**本文抜粋:**
• • • • • • •
理学療法士の小幡です
6月19日(日)におんじぃのへや知立店にて、「肩関節に対する基礎知識と治療戦略についての再考」についての
勉強会に参加させていただきました。
流れ
①肩関節を構成する骨の形状、靭帯の理解
②リーチ動作から見る肩関節の動作分析
③片麻痺のクライアントの肩関節の評価・治療戦略の考察
④肩関節の動きを考える上での筋の作用の理解
以下、勉強会の流れに沿って、理解したこと、学んだことをまとめていきたいと思います
①肩関節の解剖について
○肩関節周囲の靭帯
・烏口鎖骨靭帯
・烏口肩峰靭帯
→棘上筋を下方へ押さえ、関節窩へ上腕骨頭を押しつける求心力の増強に関与
・烏口上腕靭帯
外旋位:1st position 伸張し、可動域制限の要因となる
2nd position 伸張し、可動域制限の要因となるが、大胸筋による制限が強い
内旋位:緩む
屈曲・伸展:どちらも可動域制限
・関節上腕靭帯
※これらの靭帯の影響があることを頭に入れておき、靭帯や関節包の影響により、
肩甲上腕関節の動きが悪いのか、肩甲骨周囲筋の筋緊張が高く動きが悪いのかを
考えていく必要があることを学びました。
○Loose packed position
→関節に生じるストレスが最小限となる肢位
関節包や靭帯が緩み、関節面が最も離開している
※肩甲上腕関節の靭帯や関節包の影響を取り除いた状態から評価をしていくと、
何が動きの制限をしているのかが分かりやすくなるとのことでした。
②③リーチ動作から見る肩関節
○リーチ動作
前方:肩甲上腕関節屈曲
側方:肩甲上腕関節外転
後方:肩甲上腕関節伸展 にともなう
― 肩甲帯挙上
― 肩甲上腕関節外旋
― 肘関節伸展
― 前腕回外・回内
― 手関節伸展 を行っている。
• • • • • • •
**課題:**
上にある肩関節の勉強会の報告を、最初から最後まで一字も変えずに打ち直してください。

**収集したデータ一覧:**
• • • • • • •
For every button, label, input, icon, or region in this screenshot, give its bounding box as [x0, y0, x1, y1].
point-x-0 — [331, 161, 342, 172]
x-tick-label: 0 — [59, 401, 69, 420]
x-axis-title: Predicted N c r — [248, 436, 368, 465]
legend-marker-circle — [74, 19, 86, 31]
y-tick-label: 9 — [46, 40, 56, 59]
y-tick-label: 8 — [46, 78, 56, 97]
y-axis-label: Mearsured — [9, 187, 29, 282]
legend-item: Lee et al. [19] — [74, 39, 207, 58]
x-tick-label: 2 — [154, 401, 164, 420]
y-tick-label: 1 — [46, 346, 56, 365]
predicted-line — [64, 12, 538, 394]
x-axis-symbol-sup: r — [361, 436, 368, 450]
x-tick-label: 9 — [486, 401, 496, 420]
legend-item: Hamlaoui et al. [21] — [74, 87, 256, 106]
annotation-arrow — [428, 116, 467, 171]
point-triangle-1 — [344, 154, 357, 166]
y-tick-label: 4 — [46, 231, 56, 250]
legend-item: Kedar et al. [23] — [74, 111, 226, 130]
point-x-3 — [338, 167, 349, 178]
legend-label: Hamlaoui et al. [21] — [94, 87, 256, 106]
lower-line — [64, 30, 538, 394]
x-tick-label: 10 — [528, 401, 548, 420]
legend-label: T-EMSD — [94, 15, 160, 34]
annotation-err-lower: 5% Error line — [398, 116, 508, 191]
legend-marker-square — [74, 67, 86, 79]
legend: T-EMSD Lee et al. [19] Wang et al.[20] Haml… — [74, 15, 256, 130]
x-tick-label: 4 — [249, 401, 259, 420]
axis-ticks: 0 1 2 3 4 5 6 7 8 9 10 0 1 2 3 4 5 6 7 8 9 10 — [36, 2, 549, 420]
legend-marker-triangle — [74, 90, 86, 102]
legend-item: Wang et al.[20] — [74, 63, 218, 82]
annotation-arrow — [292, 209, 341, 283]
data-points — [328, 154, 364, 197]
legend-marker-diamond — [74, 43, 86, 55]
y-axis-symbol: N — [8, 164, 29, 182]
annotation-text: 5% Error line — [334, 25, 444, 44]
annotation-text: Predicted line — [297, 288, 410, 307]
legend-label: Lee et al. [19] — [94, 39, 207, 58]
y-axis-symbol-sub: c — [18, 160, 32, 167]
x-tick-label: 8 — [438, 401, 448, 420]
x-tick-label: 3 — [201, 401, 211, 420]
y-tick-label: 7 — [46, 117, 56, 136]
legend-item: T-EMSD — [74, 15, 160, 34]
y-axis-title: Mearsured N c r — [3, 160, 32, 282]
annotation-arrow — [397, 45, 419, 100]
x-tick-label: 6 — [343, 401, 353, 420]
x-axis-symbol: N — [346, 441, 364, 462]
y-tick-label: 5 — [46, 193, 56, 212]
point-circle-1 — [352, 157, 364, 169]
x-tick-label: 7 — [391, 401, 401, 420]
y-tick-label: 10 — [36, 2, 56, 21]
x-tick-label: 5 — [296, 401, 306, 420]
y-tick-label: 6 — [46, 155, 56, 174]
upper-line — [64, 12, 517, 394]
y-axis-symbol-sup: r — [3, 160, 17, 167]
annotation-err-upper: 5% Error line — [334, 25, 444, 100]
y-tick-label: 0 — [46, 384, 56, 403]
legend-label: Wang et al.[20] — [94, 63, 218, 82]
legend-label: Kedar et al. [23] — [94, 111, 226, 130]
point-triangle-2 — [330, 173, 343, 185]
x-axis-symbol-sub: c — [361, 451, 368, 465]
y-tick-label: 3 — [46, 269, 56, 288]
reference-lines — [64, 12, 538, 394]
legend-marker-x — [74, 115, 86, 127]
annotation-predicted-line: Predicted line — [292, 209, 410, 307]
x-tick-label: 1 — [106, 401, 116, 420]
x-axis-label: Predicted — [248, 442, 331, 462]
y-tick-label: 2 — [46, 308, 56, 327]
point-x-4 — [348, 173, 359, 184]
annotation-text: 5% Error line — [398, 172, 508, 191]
• • • • • • •
**模範解答:**
理学療法士の小幡です
6月19日(日)におんじぃのへや知立店にて、「肩関節に対する基礎知識と治療戦略についての再考」についての
勉強会に参加させていただきました。
流れ
①肩関節を構成する骨の形状、靭帯の理解
②リーチ動作から見る肩関節の動作分析
③片麻痺のクライアントの肩関節の評価・治療戦略の考察
④肩関節の動きを考える上での筋の作用の理解
以下、勉強会の流れに沿って、理解したこと、学んだことをまとめていきたいと思います
①肩関節の解剖について
○肩関節周囲の靭帯
・烏口鎖骨靭帯
・烏口肩峰靭帯
→棘上筋を下方へ押さえ、関節窩へ上腕骨頭を押しつける求心力の増強に関与
・烏口上腕靭帯
外旋位:1st position 伸張し、可動域制限の要因となる
2nd position 伸張し、可動域制限の要因となるが、大胸筋による制限が強い
内旋位:緩む
屈曲・伸展:どちらも可動域制限
・関節上腕靭帯
※これらの靭帯の影響があることを頭に入れておき、靭帯や関節包の影響により、
肩甲上腕関節の動きが悪いのか、肩甲骨周囲筋の筋緊張が高く動きが悪いのかを
考えていく必要があることを学びました。
○Loose packed position
→関節に生じるストレスが最小限となる肢位
関節包や靭帯が緩み、関節面が最も離開している
※肩甲上腕関節の靭帯や関節包の影響を取り除いた状態から評価をしていくと、
何が動きの制限をしているのかが分かりやすくなるとのことでした。
②③リーチ動作から見る肩関節
○リーチ動作
前方:肩甲上腕関節屈曲
側方:肩甲上腕関節外転
後方:肩甲上腕関節伸展 にともなう
― 肩甲帯挙上
― 肩甲上腕関節外旋
― 肘関節伸展
― 前腕回外・回内
― 手関節伸展 を行っている。